=== INPUT MATERIAL ===

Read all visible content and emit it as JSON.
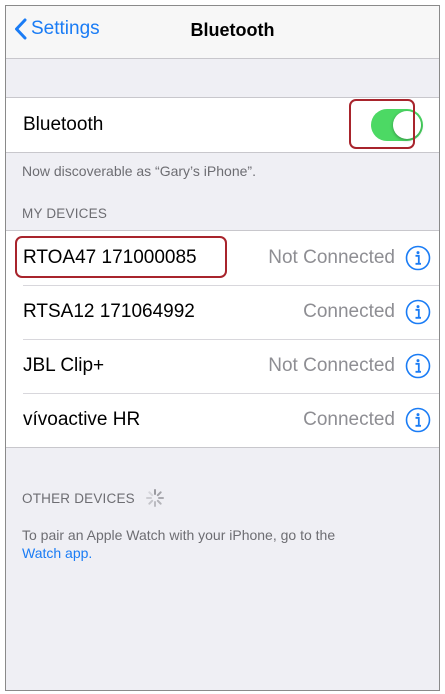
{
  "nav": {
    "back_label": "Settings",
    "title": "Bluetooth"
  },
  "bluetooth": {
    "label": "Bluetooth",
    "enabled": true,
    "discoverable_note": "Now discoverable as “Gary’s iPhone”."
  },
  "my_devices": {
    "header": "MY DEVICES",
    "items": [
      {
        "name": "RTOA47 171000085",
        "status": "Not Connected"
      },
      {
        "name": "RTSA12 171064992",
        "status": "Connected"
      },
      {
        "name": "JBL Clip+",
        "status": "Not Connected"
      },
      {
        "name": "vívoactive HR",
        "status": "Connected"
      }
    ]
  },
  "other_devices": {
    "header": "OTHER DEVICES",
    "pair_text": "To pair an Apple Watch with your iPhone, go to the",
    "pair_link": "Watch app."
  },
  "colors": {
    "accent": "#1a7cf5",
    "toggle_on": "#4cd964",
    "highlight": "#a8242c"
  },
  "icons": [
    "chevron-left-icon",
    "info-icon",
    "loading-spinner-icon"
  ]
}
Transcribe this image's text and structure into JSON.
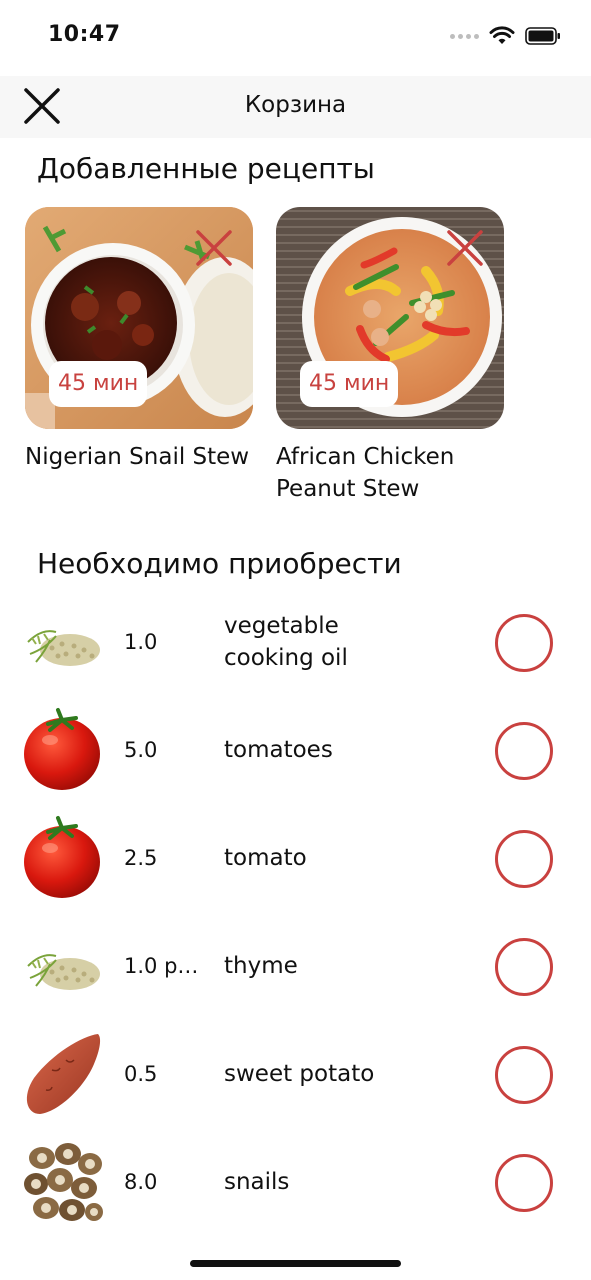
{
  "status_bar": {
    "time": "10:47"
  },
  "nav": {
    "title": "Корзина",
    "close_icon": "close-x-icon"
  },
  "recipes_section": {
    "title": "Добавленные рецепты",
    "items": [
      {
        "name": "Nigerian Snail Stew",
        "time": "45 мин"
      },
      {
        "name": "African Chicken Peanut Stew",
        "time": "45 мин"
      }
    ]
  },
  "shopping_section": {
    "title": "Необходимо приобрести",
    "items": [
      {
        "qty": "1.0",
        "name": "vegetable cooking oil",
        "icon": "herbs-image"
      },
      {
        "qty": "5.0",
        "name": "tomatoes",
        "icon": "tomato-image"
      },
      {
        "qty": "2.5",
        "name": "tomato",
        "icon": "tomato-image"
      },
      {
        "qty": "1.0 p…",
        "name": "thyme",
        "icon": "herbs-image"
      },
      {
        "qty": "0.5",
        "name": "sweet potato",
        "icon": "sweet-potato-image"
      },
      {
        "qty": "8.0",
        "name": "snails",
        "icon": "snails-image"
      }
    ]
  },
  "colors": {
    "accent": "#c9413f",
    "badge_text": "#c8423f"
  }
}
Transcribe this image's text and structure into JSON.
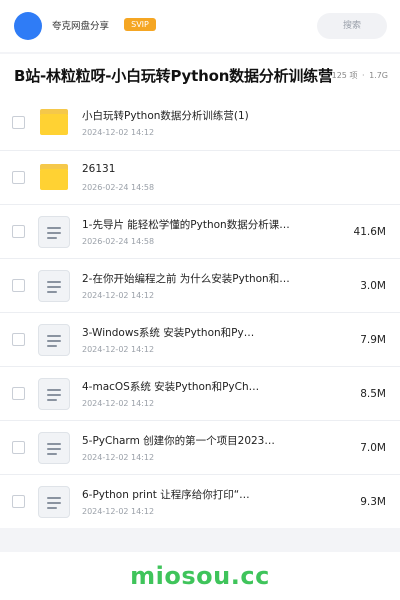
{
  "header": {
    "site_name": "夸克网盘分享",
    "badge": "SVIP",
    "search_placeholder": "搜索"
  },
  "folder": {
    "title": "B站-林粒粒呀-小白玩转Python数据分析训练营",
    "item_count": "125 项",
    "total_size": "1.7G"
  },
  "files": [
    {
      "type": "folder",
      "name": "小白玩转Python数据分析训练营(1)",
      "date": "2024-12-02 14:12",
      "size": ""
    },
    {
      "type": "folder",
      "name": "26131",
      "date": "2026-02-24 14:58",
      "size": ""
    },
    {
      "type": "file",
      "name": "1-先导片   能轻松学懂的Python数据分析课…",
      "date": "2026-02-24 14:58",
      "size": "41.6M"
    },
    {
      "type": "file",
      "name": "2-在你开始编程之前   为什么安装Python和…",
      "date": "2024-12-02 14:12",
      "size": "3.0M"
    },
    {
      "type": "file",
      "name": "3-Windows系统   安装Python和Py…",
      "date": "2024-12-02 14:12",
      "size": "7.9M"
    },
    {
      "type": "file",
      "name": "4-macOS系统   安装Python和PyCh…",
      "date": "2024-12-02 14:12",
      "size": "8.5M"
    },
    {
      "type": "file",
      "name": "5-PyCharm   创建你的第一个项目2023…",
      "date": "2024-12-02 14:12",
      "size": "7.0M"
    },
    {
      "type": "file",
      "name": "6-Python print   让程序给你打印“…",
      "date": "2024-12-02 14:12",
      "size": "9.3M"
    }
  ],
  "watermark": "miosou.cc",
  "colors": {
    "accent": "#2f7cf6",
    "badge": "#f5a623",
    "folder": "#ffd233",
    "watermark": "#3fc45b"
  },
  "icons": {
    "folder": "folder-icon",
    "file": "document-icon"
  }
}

===

WHAT THIS TASK INVOLVES: Exactly as written, return every line of the listing, but not the pictures.

ANSWER TO THE TASK:
Read all visible content and emit it as JSON.
{
  "nav": {
    "back_label": "Settings",
    "title": "Bluetooth"
  },
  "bluetooth": {
    "label": "Bluetooth",
    "enabled": true,
    "discoverable_note": "Now discoverable as “Gary’s iPhone”."
  },
  "my_devices": {
    "header": "MY DEVICES",
    "items": [
      {
        "name": "RTOA47 171000085",
        "status": "Not Connected"
      },
      {
        "name": "RTSA12 171064992",
        "status": "Connected"
      },
      {
        "name": "JBL Clip+",
        "status": "Not Connected"
      },
      {
        "name": "vívoactive HR",
        "status": "Connected"
      }
    ]
  },
  "other_devices": {
    "header": "OTHER DEVICES",
    "pair_text": "To pair an Apple Watch with your iPhone, go to the",
    "pair_link": "Watch app."
  },
  "colors": {
    "accent": "#1a7cf5",
    "toggle_on": "#4cd964",
    "highlight": "#a8242c"
  },
  "icons": [
    "chevron-left-icon",
    "info-icon",
    "loading-spinner-icon"
  ]
}
Transcribe this image's text and structure into JSON.
{
  "status_bar": {
    "time": "10:47"
  },
  "nav": {
    "title": "Корзина",
    "close_icon": "close-x-icon"
  },
  "recipes_section": {
    "title": "Добавленные рецепты",
    "items": [
      {
        "name": "Nigerian Snail Stew",
        "time": "45 мин"
      },
      {
        "name": "African Chicken Peanut Stew",
        "time": "45 мин"
      }
    ]
  },
  "shopping_section": {
    "title": "Необходимо приобрести",
    "items": [
      {
        "qty": "1.0",
        "name": "vegetable cooking oil",
        "icon": "herbs-image"
      },
      {
        "qty": "5.0",
        "name": "tomatoes",
        "icon": "tomato-image"
      },
      {
        "qty": "2.5",
        "name": "tomato",
        "icon": "tomato-image"
      },
      {
        "qty": "1.0 p…",
        "name": "thyme",
        "icon": "herbs-image"
      },
      {
        "qty": "0.5",
        "name": "sweet potato",
        "icon": "sweet-potato-image"
      },
      {
        "qty": "8.0",
        "name": "snails",
        "icon": "snails-image"
      }
    ]
  },
  "colors": {
    "accent": "#c9413f",
    "badge_text": "#c8423f"
  }
}
Transcribe this image's text and structure into JSON.
{
  "header": {
    "site_name": "夸克网盘分享",
    "badge": "SVIP",
    "search_placeholder": "搜索"
  },
  "folder": {
    "title": "B站-林粒粒呀-小白玩转Python数据分析训练营",
    "item_count": "125 项",
    "total_size": "1.7G"
  },
  "files": [
    {
      "type": "folder",
      "name": "小白玩转Python数据分析训练营(1)",
      "date": "2024-12-02 14:12",
      "size": ""
    },
    {
      "type": "folder",
      "name": "26131",
      "date": "2026-02-24 14:58",
      "size": ""
    },
    {
      "type": "file",
      "name": "1-先导片   能轻松学懂的Python数据分析课…",
      "date": "2026-02-24 14:58",
      "size": "41.6M"
    },
    {
      "type": "file",
      "name": "2-在你开始编程之前   为什么安装Python和…",
      "date": "2024-12-02 14:12",
      "size": "3.0M"
    },
    {
      "type": "file",
      "name": "3-Windows系统   安装Python和Py…",
      "date": "2024-12-02 14:12",
      "size": "7.9M"
    },
    {
      "type": "file",
      "name": "4-macOS系统   安装Python和PyCh…",
      "date": "2024-12-02 14:12",
      "size": "8.5M"
    },
    {
      "type": "file",
      "name": "5-PyCharm   创建你的第一个项目2023…",
      "date": "2024-12-02 14:12",
      "size": "7.0M"
    },
    {
      "type": "file",
      "name": "6-Python print   让程序给你打印“…",
      "date": "2024-12-02 14:12",
      "size": "9.3M"
    }
  ],
  "watermark": "miosou.cc",
  "colors": {
    "accent": "#2f7cf6",
    "badge": "#f5a623",
    "folder": "#ffd233",
    "watermark": "#3fc45b"
  },
  "icons": {
    "folder": "folder-icon",
    "file": "document-icon"
  }
}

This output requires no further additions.